● **Task statement**: How many lines in this data contain the string "title"? Reply with the number only.

● **Data section**:

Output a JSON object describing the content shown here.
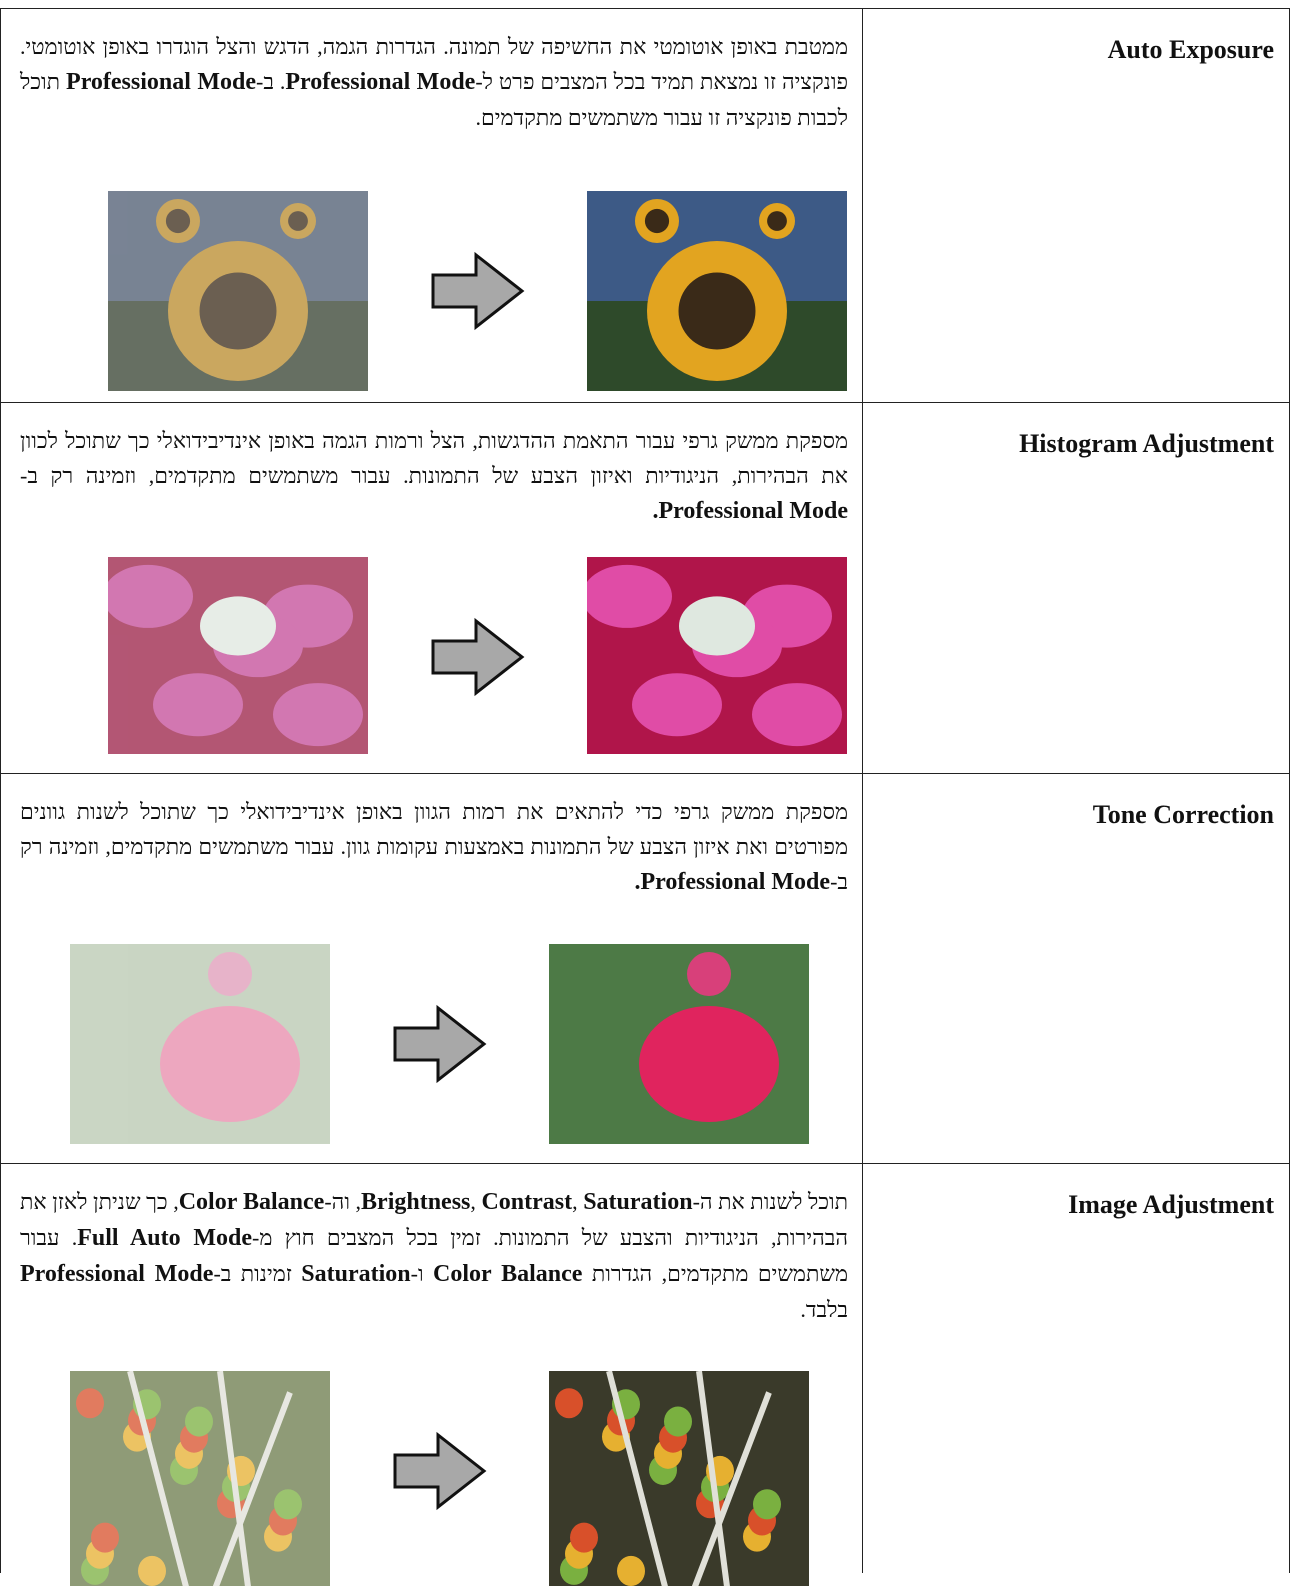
{
  "table": {
    "rows": [
      {
        "title": "Auto Exposure",
        "description": [
          {
            "text": "ממטבת באופן אוטומטי את החשיפה של תמונה. הגדרות הגמה, הדגש והצל הוגדרו באופן אוטומטי. פונקציה זו נמצאת תמיד בכל המצבים פרט ל-",
            "bold": false
          },
          {
            "text": "Professional Mode",
            "bold": true
          },
          {
            "text": ". ב-",
            "bold": false
          },
          {
            "text": "Professional Mode",
            "bold": true
          },
          {
            "text": " תוכל לכבות פונקציה זו עבור משתמשים מתקדמים.",
            "bold": false
          }
        ]
      },
      {
        "title": "Histogram Adjustment",
        "description": [
          {
            "text": "מספקת ממשק גרפי עבור התאמת ההדגשות, הצל ורמות הגמה באופן אינדיבידואלי כך שתוכל לכוון את הבהירות, הניגודיות ואיזון הצבע של התמונות. עבור משתמשים מתקדמים, וזמינה רק ב-",
            "bold": false
          },
          {
            "text": "Professional Mode",
            "bold": true
          },
          {
            "text": ".",
            "bold": true
          }
        ]
      },
      {
        "title": "Tone Correction",
        "description": [
          {
            "text": "מספקת ממשק גרפי כדי להתאים את רמות הגוון באופן אינדיבידואלי כך שתוכל לשנות גוונים מפורטים ואת איזון הצבע של התמונות באמצעות עקומות גוון. עבור משתמשים מתקדמים, וזמינה רק ב-",
            "bold": false
          },
          {
            "text": "Professional Mode",
            "bold": true
          },
          {
            "text": ".",
            "bold": true
          }
        ]
      },
      {
        "title": "Image Adjustment",
        "description": [
          {
            "text": "תוכל לשנות את ה-",
            "bold": false
          },
          {
            "text": "Brightness",
            "bold": true
          },
          {
            "text": ", ",
            "bold": false
          },
          {
            "text": "Contrast",
            "bold": true
          },
          {
            "text": ", ",
            "bold": false
          },
          {
            "text": "Saturation",
            "bold": true
          },
          {
            "text": ", וה-",
            "bold": false
          },
          {
            "text": "Color Balance",
            "bold": true
          },
          {
            "text": ", כך שניתן לאזן את הבהירות, הניגודיות והצבע של התמונות. זמין בכל המצבים חוץ מ-",
            "bold": false
          },
          {
            "text": "Full Auto Mode",
            "bold": true
          },
          {
            "text": ". עבור משתמשים מתקדמים, הגדרות ",
            "bold": false
          },
          {
            "text": "Color Balance",
            "bold": true
          },
          {
            "text": " ו-",
            "bold": false
          },
          {
            "text": "Saturation",
            "bold": true
          },
          {
            "text": " זמינות ב-",
            "bold": false
          },
          {
            "text": "Professional Mode",
            "bold": true
          },
          {
            "text": " בלבד.",
            "bold": false
          }
        ]
      }
    ]
  }
}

● **Result below**: 4